That being said, because GC (in this implementation) is opt-in, I probably wouldn't mix GC and pointers. It's probably easier to drop the requirement to get a pointer to a GC<T> instead of trying to work around such a narrow use case.

4 comments

Also, Rust is not going to have it for the long run that pointers can be, in fact, disguised as integers. There is this thing called pointer provenance, and some day, all pointers are required to have provenance (i.e. a proof where they did come from) OR they are required to admit that POOF this is a pointer out of thin air, you can't assume anything about the pointee. As long as there are no POOF magicians, the GC can assume that it knows every reference!
> As long as there are no POOF magicians, the GC can assume that it knows every reference!

creating pointers without provenance is safe, so the GC can’t assume that a program won’t have them also be sound. This always be an issue.

I wouldn't say always: https://doc.rust-lang.org/std/ptr/index.html#strict-provenan...

I don't know what the plan is but I wouldn't be surprised if there's a breaking change (maybe in an edition) to remove exposed provenance from Rust entirely.

Even their so-called conservative assumption is also insufficient.

> if a machine word's integer value, when considered as a pointer, falls within a GCed block of memory, then that block itself is considered reachable (and is transitively scanned). Since a conservative GC cannot know if a word is really a pointer, or is a random sequence of bits that happens to be the same as a valid pointer, this over-approximates the live set

Suppose I allocate two blocks of memory, convert their pointers to integers, then store the values `x` and `x^y`. At this point, no machine word points to the second allocation, and so the GC would consider the second allocation to be unreachable. However, the value `y` could be computed as `x ^ (x^y)`, converted back to a pointer, and accessed. Therefore, their reachability analysis would under-approximate the live set.

If pointers and integers can be freely converted to each other, then the GC would need to consider not just the integers that currently exist, but also every integer that could be produced from the integers that currently exist.

## PROVIDED MATERIAL

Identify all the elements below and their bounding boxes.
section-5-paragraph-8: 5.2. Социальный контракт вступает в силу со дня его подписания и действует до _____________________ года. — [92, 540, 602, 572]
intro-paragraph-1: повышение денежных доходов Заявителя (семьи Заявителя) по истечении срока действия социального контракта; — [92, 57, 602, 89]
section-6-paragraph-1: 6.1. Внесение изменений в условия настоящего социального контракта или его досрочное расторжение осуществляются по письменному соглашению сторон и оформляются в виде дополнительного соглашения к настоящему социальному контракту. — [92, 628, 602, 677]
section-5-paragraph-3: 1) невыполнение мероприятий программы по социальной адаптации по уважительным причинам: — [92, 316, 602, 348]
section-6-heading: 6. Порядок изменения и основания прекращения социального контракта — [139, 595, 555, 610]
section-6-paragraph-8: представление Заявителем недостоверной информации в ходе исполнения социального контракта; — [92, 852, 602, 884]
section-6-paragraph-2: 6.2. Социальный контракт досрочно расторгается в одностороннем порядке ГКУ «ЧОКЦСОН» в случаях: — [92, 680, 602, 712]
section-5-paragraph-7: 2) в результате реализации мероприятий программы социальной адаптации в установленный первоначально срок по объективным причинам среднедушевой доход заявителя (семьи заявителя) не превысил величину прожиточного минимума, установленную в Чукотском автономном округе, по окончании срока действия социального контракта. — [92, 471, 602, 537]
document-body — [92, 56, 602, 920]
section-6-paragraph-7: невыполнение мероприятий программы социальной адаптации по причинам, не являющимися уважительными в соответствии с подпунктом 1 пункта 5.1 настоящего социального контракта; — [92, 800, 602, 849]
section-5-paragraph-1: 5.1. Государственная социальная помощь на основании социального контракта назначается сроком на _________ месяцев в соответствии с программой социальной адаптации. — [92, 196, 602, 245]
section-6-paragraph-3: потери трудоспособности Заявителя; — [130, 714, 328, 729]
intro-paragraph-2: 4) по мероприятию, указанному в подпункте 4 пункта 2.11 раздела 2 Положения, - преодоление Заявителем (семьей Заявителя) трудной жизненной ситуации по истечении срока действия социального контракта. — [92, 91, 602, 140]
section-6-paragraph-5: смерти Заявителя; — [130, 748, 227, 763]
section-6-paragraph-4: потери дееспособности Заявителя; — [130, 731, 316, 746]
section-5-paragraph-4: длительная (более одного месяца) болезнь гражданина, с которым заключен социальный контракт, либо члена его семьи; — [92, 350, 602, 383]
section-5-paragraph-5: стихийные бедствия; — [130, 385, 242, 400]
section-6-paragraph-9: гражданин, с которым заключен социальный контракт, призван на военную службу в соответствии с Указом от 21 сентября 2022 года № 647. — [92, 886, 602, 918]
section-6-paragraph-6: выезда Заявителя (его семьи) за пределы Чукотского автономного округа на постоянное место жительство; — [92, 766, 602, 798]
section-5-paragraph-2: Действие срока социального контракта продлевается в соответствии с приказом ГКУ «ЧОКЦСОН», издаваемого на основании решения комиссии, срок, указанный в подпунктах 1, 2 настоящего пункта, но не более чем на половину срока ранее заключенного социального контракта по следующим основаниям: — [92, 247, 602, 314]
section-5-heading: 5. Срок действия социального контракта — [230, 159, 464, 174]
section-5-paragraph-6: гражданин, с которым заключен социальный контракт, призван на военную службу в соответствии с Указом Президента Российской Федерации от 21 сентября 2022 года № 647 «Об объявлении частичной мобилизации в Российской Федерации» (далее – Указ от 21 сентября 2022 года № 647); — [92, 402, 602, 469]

## TASKS
1. Answer these questions from the discussion of garbage collection and pointer provenance in Rust:
(a) What is pointer provenance, according to the discussion?
(b) Under the quoted conservative assumption, what happens to a GCed block when a machine word's integer value, considered as a pointer, falls within it?
(c) In the two-allocation example, how could the value `y` be computed?
2. Carry the discussion of garbage collection and pointer provenance in Rust further, starting after its final paragraph.

## ANSWER SET
1.
(a) A proof of where a pointer came from.
(b) That block is considered reachable and is transitively scanned.
(c) As `x ^ (x^y)`.

2.
> If pointers and integers can be freely converted to each other

You can only freely convert integers to pointers with "exposed provenance" in Rust which is currently unstable.

https://doc.rust-lang.org/std/ptr/index.html#exposed-provena...

I find the idea of provenance a bit abstract so it's a lot easier to think about a concrete pointer system that has "real" provenance: CHERI. In CHERI all pointers are capabilities with a "valid" tag bit (it's out-of-band so you can't just set it to 1 arbitrarily). As soon as you start doing raw bit manipulation of the address the tag is cleared and then it can be no longer used as a pointer. So this problem doesn't exist on CHERI.

Also the problem of mistaking integers as pointers when scanning doesn't exist either - you can instead just search for memory where the tag bit is set.

What you're describing is not just a problem with GC, but pointers in general. Optimizers would choke on exactly the same scheme.

What compiler writers realized is that pointers are actually not integers, even though we optimize them down to be integers. There's extra information in them we're forgetting to materialize in code, so-called "pointer provenance", that optimizers are implicitly using when they make certain obvious pointer optimizations. This would include the original block of memory or local variable you got the pointer from as well as the size of that data.

For normal pointer operations, including casting them to integers, this has no bearing on the meaning of the program. Pointers can lower to integers. But that doesn't mean constructing a new pointer from an integer alone is a sound operation. That is to say, in your example, recovering the integer portion of y and casting it to a pointer shouldn't be allowed.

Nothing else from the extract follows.